======== ITEMS

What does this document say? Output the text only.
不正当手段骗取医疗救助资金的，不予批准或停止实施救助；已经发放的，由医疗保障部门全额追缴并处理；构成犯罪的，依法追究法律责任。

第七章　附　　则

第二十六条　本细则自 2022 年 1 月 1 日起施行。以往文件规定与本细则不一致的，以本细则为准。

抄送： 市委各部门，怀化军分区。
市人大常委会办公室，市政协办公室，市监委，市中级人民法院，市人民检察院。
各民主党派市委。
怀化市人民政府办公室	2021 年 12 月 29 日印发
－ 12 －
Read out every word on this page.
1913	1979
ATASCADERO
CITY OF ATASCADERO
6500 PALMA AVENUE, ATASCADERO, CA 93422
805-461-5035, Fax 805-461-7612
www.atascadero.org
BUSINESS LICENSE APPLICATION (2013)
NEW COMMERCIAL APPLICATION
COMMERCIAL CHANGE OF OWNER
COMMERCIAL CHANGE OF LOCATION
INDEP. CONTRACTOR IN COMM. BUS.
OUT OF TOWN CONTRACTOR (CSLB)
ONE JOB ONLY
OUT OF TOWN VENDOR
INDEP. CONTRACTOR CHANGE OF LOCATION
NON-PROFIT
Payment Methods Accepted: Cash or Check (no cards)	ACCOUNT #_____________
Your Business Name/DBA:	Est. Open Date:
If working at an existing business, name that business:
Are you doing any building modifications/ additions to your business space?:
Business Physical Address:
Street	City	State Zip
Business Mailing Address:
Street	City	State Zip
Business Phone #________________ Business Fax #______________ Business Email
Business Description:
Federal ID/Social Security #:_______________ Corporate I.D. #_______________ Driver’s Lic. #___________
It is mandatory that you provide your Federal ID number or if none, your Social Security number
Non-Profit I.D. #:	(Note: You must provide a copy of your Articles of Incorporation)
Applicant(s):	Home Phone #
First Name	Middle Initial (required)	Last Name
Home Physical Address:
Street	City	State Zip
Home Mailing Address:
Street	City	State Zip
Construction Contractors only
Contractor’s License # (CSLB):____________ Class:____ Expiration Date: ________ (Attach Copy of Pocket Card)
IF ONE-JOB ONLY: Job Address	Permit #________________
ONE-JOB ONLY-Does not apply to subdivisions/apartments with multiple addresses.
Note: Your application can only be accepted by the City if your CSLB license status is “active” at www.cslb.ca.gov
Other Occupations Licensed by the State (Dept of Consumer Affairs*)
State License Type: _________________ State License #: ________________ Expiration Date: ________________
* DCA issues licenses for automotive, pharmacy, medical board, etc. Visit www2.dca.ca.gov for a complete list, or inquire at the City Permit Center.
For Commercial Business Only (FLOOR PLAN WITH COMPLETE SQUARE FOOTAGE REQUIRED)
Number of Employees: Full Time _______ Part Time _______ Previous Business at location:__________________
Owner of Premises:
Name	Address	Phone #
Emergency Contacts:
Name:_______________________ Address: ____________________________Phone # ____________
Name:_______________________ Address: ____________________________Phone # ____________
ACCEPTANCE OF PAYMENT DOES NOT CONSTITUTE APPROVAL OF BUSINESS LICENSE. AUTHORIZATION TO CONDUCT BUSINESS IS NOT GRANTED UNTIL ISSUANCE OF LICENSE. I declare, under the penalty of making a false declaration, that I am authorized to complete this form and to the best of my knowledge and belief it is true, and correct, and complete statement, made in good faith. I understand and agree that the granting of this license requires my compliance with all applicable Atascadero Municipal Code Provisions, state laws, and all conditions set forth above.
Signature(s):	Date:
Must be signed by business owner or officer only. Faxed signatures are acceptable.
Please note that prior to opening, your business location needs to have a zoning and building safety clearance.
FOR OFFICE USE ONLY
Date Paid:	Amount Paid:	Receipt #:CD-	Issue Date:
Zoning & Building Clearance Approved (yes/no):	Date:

================

§ TASK REQUIREMENTS:
Write the entries again, exactly as they stand.

§ SOLUTION TO THIS PROBLEM:
What does this document say? Output the text only.
不正当手段骗取医疗救助资金的，不予批准或停止实施救助；已经发放的，由医疗保障部门全额追缴并处理；构成犯罪的，依法追究法律责任。

第七章　附　　则

第二十六条　本细则自 2022 年 1 月 1 日起施行。以往文件规定与本细则不一致的，以本细则为准。

抄送： 市委各部门，怀化军分区。
市人大常委会办公室，市政协办公室，市监委，市中级人民法院，市人民检察院。
各民主党派市委。
怀化市人民政府办公室	2021 年 12 月 29 日印发
－ 12 －
Read out every word on this page.
1913	1979
ATASCADERO
CITY OF ATASCADERO
6500 PALMA AVENUE, ATASCADERO, CA 93422
805-461-5035, Fax 805-461-7612
www.atascadero.org
BUSINESS LICENSE APPLICATION (2013)
NEW COMMERCIAL APPLICATION
COMMERCIAL CHANGE OF OWNER
COMMERCIAL CHANGE OF LOCATION
INDEP. CONTRACTOR IN COMM. BUS.
OUT OF TOWN CONTRACTOR (CSLB)
ONE JOB ONLY
OUT OF TOWN VENDOR
INDEP. CONTRACTOR CHANGE OF LOCATION
NON-PROFIT
Payment Methods Accepted: Cash or Check (no cards)	ACCOUNT #_____________
Your Business Name/DBA:	Est. Open Date:
If working at an existing business, name that business:
Are you doing any building modifications/ additions to your business space?:
Business Physical Address:
Street	City	State Zip
Business Mailing Address:
Street	City	State Zip
Business Phone #________________ Business Fax #______________ Business Email
Business Description:
Federal ID/Social Security #:_______________ Corporate I.D. #_______________ Driver’s Lic. #___________
It is mandatory that you provide your Federal ID number or if none, your Social Security number
Non-Profit I.D. #:	(Note: You must provide a copy of your Articles of Incorporation)
Applicant(s):	Home Phone #
First Name	Middle Initial (required)	Last Name
Home Physical Address:
Street	City	State Zip
Home Mailing Address:
Street	City	State Zip
Construction Contractors only
Contractor’s License # (CSLB):____________ Class:____ Expiration Date: ________ (Attach Copy of Pocket Card)
IF ONE-JOB ONLY: Job Address	Permit #________________
ONE-JOB ONLY-Does not apply to subdivisions/apartments with multiple addresses.
Note: Your application can only be accepted by the City if your CSLB license status is “active” at www.cslb.ca.gov
Other Occupations Licensed by the State (Dept of Consumer Affairs*)
State License Type: _________________ State License #: ________________ Expiration Date: ________________
* DCA issues licenses for automotive, pharmacy, medical board, etc. Visit www2.dca.ca.gov for a complete list, or inquire at the City Permit Center.
For Commercial Business Only (FLOOR PLAN WITH COMPLETE SQUARE FOOTAGE REQUIRED)
Number of Employees: Full Time _______ Part Time _______ Previous Business at location:__________________
Owner of Premises:
Name	Address	Phone #
Emergency Contacts:
Name:_______________________ Address: ____________________________Phone # ____________
Name:_______________________ Address: ____________________________Phone # ____________
ACCEPTANCE OF PAYMENT DOES NOT CONSTITUTE APPROVAL OF BUSINESS LICENSE. AUTHORIZATION TO CONDUCT BUSINESS IS NOT GRANTED UNTIL ISSUANCE OF LICENSE. I declare, under the penalty of making a false declaration, that I am authorized to complete this form and to the best of my knowledge and belief it is true, and correct, and complete statement, made in good faith. I understand and agree that the granting of this license requires my compliance with all applicable Atascadero Municipal Code Provisions, state laws, and all conditions set forth above.
Signature(s):	Date:
Must be signed by business owner or officer only. Faxed signatures are acceptable.
Please note that prior to opening, your business location needs to have a zoning and building safety clearance.
FOR OFFICE USE ONLY
Date Paid:	Amount Paid:	Receipt #:CD-	Issue Date:
Zoning & Building Clearance Approved (yes/no):	Date:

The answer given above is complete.